> _Task description_
Answer these from the text below on AI's effects on companies and workers.
(a) By 2030, what could front-runners potentially do to their cash flow?
(b) About how much might laggards' cash flow decline from today's levels?
(c) The share of the total wage bill for workers in the repetitive and low digital skills categories could decline from what figure to what figure?

> _Study text_
— Companies. AI technologies could lead to a performance gap between front-runners on one side and slow adopters and nonadopters on the other. At one end of the spectrum, front-runners (companies that fully absorb AI tools across their enterprises over the next five to seven years) are likely to benefit disproportionately. By 2030, they could potentially double their cash flow (economic benefit captured minus associated investment and transition costs), which implies additional annual net cash flow growth of about 6 percent for more than the next decade.11 Front-runners tend to have a strong starting digital base, a higher propensity to invest in AI, and positive views of the business case for AI. Although our simulation treats front-runners as one group, in reality, this category is not homogeneous. Some current AI innovators and creators have big starting endowments of data, computing power, and specialized talent. Other early adopters may not engage in creating these technologies but may be innovative in how they deploy them. At the other end of the spectrum is a long tail of laggards that do not adopt AI technologies at all or that have not fully absorbed them in their enterprises by 2030. This group may experience around a 20 percent decline in their cash flow from today’s levels, assuming the same cost and revenue model as today. One important driver of this profit pressure is the existence of strong competitive dynamics among firms, which could shift market share from laggards to front-runners and may prompt debate on the unequal distribution of the benefits of AI.
— Workers. A widening gap may also unfold at the level of individual workers. Demand
for jobs could shift away from repetitive tasks toward those that are socially and cognitively driven and others that involve activities that are hard to automate and require more digital skills.12 Job profiles characterized by repetitive tasks and activities that require low digital skills may experience the largest decline as a share of total employment, from some 40 percent to near 30 percent by 2030. The largest gain
in share may be in nonrepetitive activities and those that require high digital skills, rising from some 40 percent to more than 50 percent. These shifts in employment would have an impact on wages. We simulate that around 13 percent of the total wage bill could shift to categories requiring nonrepetitive and high digital skills, where incomes could rise, while workers in the repetitive and low digital skills categories may potentially experience stagnation or even a cut in their wages. The share of the total wage bill of the latter group could decline from 33 to 20 percent.13 Direct consequences of this widening gap in employment and wages would be an intensifying war for people, particularly those skilled in developing and utilizing AI tools, and structural excess supply for a still relatively high portion of people lacking the digital and cognitive skills necessary to work with machines.

> _Extracted entries_
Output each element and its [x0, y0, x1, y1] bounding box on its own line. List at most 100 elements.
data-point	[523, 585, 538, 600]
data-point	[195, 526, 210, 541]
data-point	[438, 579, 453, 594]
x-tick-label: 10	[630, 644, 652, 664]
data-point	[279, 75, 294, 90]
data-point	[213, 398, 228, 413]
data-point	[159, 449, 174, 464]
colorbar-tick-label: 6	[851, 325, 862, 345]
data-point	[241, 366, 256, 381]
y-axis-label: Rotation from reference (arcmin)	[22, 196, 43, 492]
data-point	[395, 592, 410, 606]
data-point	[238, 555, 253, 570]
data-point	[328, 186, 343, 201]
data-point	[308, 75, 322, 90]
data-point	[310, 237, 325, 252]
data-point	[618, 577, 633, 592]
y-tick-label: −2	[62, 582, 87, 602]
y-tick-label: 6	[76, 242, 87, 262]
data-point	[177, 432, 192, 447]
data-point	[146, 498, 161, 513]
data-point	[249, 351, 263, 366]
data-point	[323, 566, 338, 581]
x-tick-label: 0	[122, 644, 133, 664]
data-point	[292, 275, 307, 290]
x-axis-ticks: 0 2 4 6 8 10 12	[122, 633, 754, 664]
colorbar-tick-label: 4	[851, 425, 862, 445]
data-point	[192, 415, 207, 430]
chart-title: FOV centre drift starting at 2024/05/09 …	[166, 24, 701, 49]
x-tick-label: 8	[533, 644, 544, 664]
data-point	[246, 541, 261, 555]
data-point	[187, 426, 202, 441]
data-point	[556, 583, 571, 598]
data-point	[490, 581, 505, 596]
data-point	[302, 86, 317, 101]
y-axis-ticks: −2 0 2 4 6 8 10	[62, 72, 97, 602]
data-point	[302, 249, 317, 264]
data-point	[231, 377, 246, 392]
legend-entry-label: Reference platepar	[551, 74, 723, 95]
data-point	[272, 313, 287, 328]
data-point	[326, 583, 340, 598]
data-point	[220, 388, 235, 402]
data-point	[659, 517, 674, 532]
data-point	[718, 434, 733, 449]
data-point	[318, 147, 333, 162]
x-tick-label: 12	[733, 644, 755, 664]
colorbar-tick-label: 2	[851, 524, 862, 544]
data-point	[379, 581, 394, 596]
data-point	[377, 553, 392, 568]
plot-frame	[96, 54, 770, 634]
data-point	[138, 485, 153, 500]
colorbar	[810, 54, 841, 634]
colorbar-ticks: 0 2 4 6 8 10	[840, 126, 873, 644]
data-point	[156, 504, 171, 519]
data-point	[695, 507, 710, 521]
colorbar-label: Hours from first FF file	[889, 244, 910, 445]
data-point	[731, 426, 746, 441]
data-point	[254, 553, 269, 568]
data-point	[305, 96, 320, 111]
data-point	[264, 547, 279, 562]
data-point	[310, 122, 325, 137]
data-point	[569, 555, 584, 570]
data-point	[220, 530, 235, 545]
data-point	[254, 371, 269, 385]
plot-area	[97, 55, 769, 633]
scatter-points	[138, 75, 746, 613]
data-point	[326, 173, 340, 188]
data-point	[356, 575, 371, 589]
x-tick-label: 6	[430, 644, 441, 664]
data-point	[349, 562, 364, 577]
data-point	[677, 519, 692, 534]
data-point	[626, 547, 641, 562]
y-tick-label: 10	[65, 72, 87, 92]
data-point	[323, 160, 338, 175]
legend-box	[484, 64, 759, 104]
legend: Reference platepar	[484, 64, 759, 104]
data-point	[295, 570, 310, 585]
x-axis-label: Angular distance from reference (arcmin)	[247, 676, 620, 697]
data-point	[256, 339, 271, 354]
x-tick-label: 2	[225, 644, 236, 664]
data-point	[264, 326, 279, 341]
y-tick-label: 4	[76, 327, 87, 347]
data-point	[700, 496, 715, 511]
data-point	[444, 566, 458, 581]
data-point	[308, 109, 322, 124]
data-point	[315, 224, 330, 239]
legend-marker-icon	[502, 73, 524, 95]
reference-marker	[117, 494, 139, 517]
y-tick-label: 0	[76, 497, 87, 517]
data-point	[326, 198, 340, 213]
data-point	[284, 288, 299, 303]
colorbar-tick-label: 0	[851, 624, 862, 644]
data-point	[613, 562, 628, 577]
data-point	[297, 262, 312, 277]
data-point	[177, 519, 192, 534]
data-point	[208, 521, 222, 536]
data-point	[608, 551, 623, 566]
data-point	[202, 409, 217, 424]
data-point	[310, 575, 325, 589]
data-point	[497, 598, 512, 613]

> _Written response_
(a) Double it.
(b) Around 20 percent.
(c) From 33 to 20 percent.